» 本文の一節
鞦韆院落

北京で過ごすインディペンデント映画な日常

第五回BiFF その3

2010-10-30 16:33:40 | 映画祭報告
今年のBiFFの目玉はアニメーション特集でした。
以前にも毎回2,3本の短編アニメを上映していたのですが、今回は中国初の長編アニメ『刺痛我』を上映することになり、それに合わせて短編も集めた上映をしようということになったのです。
中国は自分でフラッシュアニメを作っている若い人はわりと多くて、ネットで簡単に見ることができます。
ただ、映画としてインディペンデント・アニメを上映している場はほとんど無いそうです。
今回はそういったネットで評判になっているものを中心に、中国のフラッシュアニメの先駆者の一人である皮三(賈樟柯の『世界』などにも参加している人)がプログラム・ディレクターになって24本を集めました。
技術的に非常にレベルの高いアニメが多かったです。



私としてはアニメ特集をするならやはり日本の作品を入れるべきだと思ったので、日本の作品も探しました。
といっても、私は日本のインディペンデント・アニメなど見たこともないので、他人頼みではあったのですが。
当初は中国のアニメがそんなに増えるとは思っておらず、日本のアニメももっと上映できると考えていたのだけど、結局はかなり減らさざるを得なくなりました。

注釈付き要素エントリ
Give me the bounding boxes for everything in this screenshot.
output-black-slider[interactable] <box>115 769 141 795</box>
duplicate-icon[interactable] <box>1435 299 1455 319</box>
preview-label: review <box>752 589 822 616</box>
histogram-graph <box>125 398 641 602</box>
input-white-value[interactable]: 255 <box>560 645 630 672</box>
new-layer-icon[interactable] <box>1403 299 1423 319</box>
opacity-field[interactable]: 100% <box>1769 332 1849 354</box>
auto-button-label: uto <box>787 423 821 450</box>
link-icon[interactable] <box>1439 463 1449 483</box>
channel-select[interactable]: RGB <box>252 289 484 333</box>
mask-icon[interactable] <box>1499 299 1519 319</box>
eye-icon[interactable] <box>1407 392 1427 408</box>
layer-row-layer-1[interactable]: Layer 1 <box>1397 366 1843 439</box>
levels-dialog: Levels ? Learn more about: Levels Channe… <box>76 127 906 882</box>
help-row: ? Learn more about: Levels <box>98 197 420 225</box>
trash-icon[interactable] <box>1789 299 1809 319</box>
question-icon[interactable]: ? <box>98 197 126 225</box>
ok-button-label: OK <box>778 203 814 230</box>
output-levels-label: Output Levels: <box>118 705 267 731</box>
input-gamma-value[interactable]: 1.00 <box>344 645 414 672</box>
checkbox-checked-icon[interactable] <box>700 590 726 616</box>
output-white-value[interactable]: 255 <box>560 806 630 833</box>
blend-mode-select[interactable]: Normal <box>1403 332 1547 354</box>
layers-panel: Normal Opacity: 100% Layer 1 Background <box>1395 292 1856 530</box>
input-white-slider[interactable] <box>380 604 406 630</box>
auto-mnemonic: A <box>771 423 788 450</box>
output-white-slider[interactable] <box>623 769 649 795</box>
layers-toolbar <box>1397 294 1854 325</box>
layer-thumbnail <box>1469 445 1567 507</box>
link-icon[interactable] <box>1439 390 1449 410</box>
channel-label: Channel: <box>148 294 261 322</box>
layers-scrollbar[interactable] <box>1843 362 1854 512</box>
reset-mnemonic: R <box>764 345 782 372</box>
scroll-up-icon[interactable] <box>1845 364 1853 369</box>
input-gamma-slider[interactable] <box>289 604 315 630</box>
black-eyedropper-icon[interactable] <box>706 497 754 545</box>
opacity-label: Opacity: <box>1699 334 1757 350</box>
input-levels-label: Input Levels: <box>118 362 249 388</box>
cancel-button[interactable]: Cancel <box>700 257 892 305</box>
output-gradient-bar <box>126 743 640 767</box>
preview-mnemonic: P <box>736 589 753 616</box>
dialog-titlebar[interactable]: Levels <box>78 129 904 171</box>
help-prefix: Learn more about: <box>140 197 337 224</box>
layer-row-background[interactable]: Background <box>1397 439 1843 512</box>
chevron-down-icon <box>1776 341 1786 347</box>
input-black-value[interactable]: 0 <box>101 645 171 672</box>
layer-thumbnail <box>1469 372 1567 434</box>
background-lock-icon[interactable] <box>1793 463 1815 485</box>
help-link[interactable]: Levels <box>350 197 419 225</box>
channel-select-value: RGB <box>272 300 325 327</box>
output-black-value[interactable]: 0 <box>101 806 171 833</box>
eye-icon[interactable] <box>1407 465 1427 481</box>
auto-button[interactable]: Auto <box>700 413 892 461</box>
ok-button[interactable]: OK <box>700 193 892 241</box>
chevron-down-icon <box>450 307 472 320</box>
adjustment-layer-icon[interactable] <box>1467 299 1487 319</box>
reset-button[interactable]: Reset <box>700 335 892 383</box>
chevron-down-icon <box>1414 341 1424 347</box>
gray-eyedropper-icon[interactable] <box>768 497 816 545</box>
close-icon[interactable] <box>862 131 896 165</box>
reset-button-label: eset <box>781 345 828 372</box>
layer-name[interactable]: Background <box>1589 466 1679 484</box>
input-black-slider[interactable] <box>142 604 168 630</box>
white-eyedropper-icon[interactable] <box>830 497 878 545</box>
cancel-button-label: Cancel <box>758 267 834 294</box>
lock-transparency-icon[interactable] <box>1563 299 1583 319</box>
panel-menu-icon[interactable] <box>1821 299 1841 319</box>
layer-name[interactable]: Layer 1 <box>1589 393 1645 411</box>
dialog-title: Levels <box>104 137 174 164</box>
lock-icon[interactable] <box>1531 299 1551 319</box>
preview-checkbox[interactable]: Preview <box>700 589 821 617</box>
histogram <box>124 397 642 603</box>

» 課題 A
BiFFのアニメ特集の文章から、「北京で過ごすインディペンデント映画な日常」から「技術的に非常にレベルの高いアニメが多かったです。」までを一字一句そのまま書き写すこと。
» 課題 B
BiFFのアニメ特集の文章によると、皮三がプログラム・ディレクターとして集めたアニメは何本か。
» 課題 C
BiFFのアニメ特集の文章の最後の文に続けて、その先を書き進めること。

» 解答 A
北京で過ごすインディペンデント映画な日常

第五回BiFF その3

2010-10-30 16:33:40 | 映画祭報告
今年のBiFFの目玉はアニメーション特集でした。
以前にも毎回2,3本の短編アニメを上映していたのですが、今回は中国初の長編アニメ『刺痛我』を上映することになり、それに合わせて短編も集めた上映をしようということになったのです。
中国は自分でフラッシュアニメを作っている若い人はわりと多くて、ネットで簡単に見ることができます。
ただ、映画としてインディペンデント・アニメを上映している場はほとんど無いそうです。
今回はそういったネットで評判になっているものを中心に、中国のフラッシュアニメの先駆者の一人である皮三(賈樟柯の『世界』などにも参加している人)がプログラム・ディレクターになって24本を集めました。
技術的に非常にレベルの高いアニメが多かったです。

» 解答 B
24本。

» 解答 C
最終的に、上映された日本のアニメは2プログラムで、ひとつは『動夢』という21本の短編アニメを集めた作品、もうひとつは今回うちで集めた中田秀人さんの『電信柱エレミの恋』、原田浩さんの『妖精浮遊』『音』、山崎猛さんの『火消し屋』、にいやなおゆきさんの『人喰山』の短編5本です。

中国でアニメが好きな人は誰もが日本のアニメを観て育ち、少なからぬ影響を受けているため、中国の作家たちも日本の作家との交流を楽しみにしていたようです。
今回はにいやさんと、『動夢』の作家代表として齋藤ナスカさんが映画祭に来てくれたため、午前のディスカッションを含めいろんな交流ができました。
学生作品の作家の人たちも、全員が北京は初めてで、それも中国が初めてという人ばかり。
私は見慣れてしまった光景も、彼らには驚きの連続だったようです。



中国アニメはほとんどがギリギリになって届いたため、私は半分ほどしか見ておらず、実は長編アニメ『刺痛我』も映画祭が終わった後で南京で初めて見たという有り様。
でもこの『刺痛我』はなかなか良いのです。
仕事を失って田舎に帰ろうとしていた青年が、警察にあらぬ疑いをかけられたことをきっかけに友人と犯罪を企むという話で、中国の若い労働者たちの意識も反映しつつ、ユーモアーを交えながらテンポのいいスリリングな展開になっていきます。
吹き替えのトーンもとても抑えた感じで、音楽の使い方もとても効果的。
監督の劉健は美大で中国画を学んだ人で、その後アニメに取り組み数々の賞を受賞しています。
『ハッピー・ヒューネラル』や『チキン・ポエッツ』のアニメ部分を担当したりもしていて、商業アニメでも十分力を発揮しているのですが、インディペンデント長編アニメを制作すべく事務所を立ち上げ、3年間かけてこの作品を完成させました。
セル画はすべて自分ひとりで手書きしたそうです。
この作品はアニメ・ファンならずとも必見です。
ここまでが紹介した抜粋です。